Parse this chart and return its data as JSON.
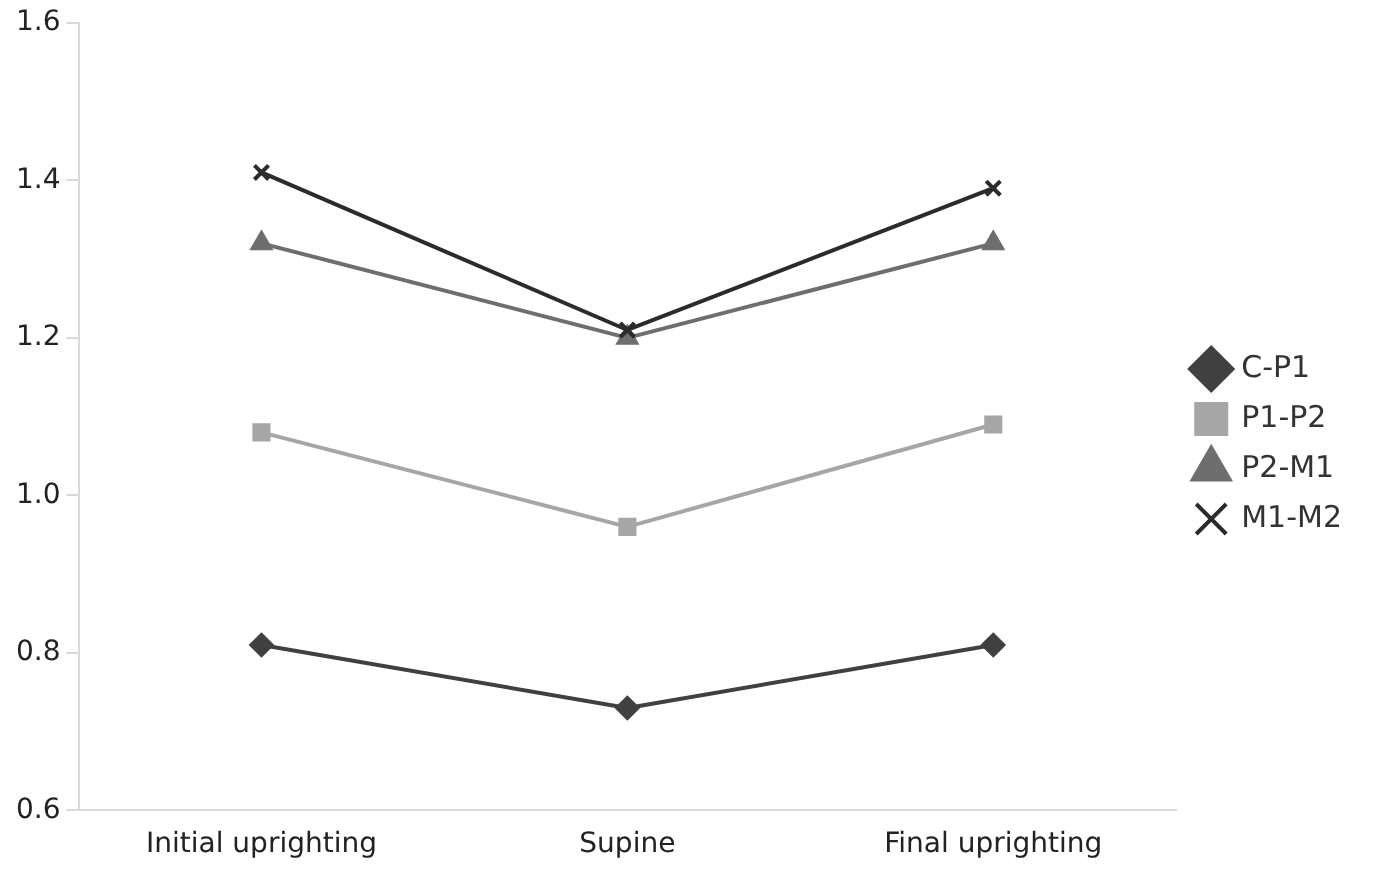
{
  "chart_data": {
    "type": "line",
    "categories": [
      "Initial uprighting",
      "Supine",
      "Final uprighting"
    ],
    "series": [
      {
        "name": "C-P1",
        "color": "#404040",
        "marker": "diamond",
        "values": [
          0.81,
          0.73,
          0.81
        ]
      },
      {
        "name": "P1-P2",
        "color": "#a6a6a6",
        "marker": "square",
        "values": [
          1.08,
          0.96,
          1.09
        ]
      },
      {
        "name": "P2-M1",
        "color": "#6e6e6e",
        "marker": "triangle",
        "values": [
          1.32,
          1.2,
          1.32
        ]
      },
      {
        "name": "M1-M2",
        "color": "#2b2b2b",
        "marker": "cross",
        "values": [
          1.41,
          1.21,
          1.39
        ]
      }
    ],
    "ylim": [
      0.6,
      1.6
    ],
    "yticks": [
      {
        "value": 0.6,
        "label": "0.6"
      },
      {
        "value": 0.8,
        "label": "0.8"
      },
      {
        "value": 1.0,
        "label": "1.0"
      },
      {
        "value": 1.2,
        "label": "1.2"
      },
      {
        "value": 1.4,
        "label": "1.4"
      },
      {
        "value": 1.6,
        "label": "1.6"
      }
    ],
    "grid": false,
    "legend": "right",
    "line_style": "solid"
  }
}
...
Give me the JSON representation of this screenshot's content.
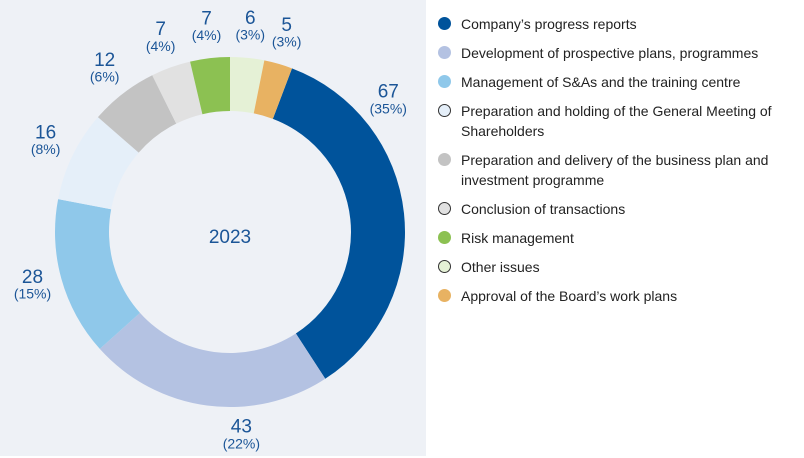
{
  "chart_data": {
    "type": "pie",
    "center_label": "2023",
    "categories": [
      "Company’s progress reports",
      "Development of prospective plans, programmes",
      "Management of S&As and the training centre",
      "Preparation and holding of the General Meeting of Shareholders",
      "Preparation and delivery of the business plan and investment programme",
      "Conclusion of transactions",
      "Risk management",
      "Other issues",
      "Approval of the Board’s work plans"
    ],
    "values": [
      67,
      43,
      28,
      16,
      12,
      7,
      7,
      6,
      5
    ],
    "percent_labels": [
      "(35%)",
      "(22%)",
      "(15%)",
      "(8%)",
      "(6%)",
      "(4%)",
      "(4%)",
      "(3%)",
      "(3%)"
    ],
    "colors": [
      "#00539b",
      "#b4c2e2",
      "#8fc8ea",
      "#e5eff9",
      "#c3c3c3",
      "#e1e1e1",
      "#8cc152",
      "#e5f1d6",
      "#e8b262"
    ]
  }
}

What is needed: Pick out and copy every line that contains the word "name".

Exercise answer:
        "name": "C-P1",
        "name": "P1-P2",
        "name": "P2-M1",
        "name": "M1-M2",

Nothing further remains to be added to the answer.